**What to work on:** Look over the lines below. Report each one that includes the string "this".

**Entries:**
+---+
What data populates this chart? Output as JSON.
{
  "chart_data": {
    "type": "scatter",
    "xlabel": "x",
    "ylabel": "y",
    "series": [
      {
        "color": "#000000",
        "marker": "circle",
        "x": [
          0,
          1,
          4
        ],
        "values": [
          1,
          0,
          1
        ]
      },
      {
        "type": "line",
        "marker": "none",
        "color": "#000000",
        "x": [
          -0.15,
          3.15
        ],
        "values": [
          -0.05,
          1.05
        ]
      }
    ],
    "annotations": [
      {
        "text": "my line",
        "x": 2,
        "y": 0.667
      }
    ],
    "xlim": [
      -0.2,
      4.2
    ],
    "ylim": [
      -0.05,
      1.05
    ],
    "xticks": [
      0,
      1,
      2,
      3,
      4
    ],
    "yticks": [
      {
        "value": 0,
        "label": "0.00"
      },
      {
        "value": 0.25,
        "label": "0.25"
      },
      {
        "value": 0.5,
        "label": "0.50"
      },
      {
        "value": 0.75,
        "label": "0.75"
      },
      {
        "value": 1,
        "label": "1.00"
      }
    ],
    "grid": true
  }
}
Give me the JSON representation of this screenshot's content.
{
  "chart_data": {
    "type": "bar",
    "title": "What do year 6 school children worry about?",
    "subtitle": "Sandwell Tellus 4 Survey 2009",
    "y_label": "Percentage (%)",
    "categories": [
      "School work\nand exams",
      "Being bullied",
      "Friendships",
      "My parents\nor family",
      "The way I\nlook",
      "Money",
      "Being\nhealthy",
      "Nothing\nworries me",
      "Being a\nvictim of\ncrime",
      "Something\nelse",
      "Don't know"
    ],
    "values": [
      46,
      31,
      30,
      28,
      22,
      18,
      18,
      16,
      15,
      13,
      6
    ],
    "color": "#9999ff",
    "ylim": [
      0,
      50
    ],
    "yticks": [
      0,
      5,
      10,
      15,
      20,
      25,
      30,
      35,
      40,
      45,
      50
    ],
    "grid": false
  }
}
+---+
**Final result:**
What data populates this chart? Output as JSON.
Give me the JSON representation of this screenshot's content.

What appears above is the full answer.